__What the exercise asks__
Reproduce the data starting at the first line and ending at the line containing "state-toggle-value: On [1645, 92, 1666, 108]", swapping "Crash reporting" for "Error reporting" and leaving everything else unchanged.

__Records to process__
==================================================
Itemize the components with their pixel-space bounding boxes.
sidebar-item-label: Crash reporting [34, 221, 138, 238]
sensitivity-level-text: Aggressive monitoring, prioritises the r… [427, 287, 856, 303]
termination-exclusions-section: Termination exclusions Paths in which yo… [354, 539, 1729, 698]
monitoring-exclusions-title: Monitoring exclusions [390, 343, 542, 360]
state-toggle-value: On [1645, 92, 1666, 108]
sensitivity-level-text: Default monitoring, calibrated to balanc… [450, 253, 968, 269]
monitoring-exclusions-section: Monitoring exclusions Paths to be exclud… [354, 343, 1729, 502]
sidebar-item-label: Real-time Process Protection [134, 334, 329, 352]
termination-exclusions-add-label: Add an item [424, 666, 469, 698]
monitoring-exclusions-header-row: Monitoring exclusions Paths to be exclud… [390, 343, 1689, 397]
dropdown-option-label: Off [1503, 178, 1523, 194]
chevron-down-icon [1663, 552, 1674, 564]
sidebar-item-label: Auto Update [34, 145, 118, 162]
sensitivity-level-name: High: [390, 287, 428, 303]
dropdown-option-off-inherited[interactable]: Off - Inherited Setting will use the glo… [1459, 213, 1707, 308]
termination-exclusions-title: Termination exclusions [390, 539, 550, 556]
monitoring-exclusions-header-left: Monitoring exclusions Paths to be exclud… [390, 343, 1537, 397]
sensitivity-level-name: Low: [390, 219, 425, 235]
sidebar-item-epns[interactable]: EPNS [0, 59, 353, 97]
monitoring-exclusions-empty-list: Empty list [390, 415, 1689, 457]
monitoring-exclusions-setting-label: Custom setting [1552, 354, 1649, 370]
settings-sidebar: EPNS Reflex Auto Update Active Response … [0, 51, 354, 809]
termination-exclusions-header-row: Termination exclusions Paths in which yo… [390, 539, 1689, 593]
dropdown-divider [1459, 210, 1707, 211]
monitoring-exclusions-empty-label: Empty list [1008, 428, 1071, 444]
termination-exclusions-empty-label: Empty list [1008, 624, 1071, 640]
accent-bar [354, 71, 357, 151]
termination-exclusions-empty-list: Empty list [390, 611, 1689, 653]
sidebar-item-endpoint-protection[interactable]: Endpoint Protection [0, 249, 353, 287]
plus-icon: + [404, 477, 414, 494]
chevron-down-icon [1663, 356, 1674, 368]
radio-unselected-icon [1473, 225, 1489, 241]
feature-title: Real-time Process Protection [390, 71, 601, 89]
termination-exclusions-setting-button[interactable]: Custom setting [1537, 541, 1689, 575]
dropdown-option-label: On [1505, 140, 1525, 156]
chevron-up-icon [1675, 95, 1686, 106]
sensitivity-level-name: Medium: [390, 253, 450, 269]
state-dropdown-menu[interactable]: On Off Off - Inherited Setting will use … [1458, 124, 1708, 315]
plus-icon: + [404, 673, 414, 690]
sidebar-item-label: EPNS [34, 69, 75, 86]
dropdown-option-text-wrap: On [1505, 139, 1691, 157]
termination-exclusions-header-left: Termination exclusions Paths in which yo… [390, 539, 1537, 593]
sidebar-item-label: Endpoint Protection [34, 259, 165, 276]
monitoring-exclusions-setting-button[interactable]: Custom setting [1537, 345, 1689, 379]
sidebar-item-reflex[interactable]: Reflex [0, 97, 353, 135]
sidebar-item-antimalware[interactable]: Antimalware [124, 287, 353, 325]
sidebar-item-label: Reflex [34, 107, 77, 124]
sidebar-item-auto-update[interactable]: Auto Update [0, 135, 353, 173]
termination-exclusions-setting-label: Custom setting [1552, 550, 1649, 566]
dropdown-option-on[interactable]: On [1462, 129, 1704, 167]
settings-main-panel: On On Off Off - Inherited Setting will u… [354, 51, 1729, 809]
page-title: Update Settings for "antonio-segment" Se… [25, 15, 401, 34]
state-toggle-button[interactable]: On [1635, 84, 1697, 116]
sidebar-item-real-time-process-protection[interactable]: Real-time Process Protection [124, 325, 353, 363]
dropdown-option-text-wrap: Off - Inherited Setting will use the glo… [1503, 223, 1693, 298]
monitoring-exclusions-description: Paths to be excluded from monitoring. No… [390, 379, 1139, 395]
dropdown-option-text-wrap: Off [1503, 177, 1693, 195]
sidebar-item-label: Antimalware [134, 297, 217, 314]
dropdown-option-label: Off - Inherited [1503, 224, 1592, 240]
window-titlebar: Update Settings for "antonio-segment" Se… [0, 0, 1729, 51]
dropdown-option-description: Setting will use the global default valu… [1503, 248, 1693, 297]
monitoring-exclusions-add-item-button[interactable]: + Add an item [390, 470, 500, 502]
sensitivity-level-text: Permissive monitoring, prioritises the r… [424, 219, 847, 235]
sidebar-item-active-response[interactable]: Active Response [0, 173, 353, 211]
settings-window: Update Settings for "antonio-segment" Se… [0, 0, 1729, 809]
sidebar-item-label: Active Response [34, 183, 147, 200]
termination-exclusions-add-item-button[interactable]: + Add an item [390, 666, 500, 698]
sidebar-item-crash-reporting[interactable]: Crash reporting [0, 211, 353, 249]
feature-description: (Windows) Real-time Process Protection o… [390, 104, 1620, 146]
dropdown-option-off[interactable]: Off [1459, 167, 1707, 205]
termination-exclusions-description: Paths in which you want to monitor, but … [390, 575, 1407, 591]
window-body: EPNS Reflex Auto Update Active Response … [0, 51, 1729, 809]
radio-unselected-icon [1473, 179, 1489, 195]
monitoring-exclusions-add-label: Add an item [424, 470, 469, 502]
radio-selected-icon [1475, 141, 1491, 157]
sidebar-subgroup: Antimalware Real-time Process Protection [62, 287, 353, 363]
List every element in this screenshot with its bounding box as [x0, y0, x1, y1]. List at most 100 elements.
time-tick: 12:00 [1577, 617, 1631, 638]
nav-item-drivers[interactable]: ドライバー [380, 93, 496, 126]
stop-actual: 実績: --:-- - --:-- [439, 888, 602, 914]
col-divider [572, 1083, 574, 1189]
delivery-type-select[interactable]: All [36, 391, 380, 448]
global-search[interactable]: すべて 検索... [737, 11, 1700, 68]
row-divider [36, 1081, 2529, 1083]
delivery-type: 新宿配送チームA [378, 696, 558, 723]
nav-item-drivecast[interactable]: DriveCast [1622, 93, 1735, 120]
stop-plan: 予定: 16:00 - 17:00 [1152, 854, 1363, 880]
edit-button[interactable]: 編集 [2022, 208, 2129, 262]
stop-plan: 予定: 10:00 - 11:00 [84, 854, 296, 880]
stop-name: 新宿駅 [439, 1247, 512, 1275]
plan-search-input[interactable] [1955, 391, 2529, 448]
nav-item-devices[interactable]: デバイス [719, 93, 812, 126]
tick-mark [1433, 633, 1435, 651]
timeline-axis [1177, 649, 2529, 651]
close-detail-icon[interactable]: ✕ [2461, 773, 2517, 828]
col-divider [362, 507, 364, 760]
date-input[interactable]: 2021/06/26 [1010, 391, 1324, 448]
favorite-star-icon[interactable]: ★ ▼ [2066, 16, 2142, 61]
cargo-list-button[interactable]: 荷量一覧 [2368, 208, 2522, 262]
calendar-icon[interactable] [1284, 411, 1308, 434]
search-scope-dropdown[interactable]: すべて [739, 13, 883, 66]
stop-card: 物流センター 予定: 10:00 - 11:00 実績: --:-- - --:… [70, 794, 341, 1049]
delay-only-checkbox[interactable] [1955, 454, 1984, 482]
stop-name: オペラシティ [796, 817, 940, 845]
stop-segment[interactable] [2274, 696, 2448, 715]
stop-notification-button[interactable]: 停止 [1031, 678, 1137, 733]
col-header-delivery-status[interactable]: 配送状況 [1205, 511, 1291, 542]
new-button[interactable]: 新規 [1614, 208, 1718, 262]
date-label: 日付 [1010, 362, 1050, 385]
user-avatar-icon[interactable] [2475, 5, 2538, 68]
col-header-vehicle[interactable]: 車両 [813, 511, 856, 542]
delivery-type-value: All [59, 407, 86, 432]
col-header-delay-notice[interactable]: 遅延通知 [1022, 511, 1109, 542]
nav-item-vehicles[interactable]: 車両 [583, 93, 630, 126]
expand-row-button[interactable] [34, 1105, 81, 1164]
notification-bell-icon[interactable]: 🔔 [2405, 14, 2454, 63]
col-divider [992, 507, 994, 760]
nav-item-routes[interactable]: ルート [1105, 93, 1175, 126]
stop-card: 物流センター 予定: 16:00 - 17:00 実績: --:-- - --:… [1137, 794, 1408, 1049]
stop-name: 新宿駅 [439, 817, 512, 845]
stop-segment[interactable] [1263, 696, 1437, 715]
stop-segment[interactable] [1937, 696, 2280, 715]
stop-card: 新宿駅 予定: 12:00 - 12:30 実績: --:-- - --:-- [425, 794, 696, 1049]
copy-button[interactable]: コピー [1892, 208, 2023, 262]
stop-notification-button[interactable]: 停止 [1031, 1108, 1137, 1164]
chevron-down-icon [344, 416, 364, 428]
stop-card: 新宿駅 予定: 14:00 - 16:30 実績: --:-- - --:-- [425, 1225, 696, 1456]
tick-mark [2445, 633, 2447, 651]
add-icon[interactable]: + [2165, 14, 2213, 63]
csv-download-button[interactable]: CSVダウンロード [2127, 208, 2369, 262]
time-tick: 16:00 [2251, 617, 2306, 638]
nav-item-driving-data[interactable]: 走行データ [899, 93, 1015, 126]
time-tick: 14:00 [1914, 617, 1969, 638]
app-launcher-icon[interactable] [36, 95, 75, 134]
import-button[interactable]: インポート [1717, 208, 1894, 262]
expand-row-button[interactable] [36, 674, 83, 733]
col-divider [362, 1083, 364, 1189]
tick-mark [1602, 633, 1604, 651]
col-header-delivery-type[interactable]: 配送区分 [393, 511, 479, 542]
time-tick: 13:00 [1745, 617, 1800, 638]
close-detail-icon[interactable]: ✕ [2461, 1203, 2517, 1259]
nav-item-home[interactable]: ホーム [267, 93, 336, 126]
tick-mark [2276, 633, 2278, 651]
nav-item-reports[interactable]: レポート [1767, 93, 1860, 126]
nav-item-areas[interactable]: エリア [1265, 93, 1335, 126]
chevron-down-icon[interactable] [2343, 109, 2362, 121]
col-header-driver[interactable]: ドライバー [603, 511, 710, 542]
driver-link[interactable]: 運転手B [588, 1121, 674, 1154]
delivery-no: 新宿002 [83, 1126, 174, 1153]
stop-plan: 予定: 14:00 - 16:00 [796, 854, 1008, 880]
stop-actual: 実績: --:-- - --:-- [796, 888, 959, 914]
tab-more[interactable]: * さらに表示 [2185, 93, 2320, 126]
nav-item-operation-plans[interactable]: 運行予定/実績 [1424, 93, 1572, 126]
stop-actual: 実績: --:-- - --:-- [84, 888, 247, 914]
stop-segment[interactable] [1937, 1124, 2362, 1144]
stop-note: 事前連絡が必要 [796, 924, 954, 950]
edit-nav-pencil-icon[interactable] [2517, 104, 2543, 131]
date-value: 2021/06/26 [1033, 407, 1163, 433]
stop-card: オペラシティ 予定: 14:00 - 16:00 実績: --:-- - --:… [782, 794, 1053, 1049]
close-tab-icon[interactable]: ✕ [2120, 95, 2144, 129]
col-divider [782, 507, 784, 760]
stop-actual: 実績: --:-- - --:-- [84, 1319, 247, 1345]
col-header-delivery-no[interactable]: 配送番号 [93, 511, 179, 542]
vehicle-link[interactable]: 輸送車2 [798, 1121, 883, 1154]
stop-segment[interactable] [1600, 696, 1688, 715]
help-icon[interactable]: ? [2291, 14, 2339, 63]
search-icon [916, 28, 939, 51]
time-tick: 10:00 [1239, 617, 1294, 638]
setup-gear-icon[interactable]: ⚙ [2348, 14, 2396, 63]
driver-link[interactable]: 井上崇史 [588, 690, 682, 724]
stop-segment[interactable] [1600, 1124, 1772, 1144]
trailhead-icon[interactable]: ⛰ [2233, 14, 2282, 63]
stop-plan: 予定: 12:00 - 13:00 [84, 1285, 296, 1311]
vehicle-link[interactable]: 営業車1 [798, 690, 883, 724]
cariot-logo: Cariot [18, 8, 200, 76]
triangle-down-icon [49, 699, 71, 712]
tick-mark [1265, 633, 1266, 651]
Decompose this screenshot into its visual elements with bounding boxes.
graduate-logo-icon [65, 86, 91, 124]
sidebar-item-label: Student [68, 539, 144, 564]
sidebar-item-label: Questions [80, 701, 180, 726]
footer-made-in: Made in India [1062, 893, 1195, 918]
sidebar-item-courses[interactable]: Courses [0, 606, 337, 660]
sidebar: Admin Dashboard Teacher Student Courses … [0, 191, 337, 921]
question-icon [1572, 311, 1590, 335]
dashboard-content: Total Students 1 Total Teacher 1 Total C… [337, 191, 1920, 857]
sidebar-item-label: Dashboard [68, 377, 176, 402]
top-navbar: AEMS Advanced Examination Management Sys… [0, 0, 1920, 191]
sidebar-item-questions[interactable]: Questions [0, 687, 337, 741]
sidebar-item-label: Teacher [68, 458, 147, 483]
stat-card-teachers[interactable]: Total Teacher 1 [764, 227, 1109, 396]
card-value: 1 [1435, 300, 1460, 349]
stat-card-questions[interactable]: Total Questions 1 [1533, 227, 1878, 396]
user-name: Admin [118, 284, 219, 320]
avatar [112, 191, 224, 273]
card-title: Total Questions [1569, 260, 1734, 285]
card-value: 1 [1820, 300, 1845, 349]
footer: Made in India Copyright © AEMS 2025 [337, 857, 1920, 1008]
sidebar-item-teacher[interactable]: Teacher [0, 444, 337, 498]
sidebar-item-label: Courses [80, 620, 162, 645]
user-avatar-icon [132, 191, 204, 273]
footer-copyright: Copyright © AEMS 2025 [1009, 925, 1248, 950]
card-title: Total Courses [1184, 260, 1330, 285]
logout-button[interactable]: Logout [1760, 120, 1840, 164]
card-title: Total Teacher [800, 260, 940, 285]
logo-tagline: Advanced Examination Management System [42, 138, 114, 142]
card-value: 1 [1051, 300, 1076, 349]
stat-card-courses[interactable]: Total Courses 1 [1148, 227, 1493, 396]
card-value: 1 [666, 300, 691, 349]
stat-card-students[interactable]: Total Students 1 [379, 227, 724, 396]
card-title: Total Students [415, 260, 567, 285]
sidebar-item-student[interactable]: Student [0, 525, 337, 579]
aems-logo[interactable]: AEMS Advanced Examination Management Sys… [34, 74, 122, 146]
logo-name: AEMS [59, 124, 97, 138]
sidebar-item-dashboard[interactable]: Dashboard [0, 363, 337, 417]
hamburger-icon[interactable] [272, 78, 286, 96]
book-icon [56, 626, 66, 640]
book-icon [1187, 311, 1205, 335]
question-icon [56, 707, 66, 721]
==================================================
__Expected answer__
Itemize the components with their pixel-space bounding boxes.
sidebar-item-label: Error reporting [34, 221, 138, 238]
sensitivity-level-text: Aggressive monitoring, prioritises the r… [427, 287, 856, 303]
termination-exclusions-section: Termination exclusions Paths in which yo… [354, 539, 1729, 698]
monitoring-exclusions-title: Monitoring exclusions [390, 343, 542, 360]
state-toggle-value: On [1645, 92, 1666, 108]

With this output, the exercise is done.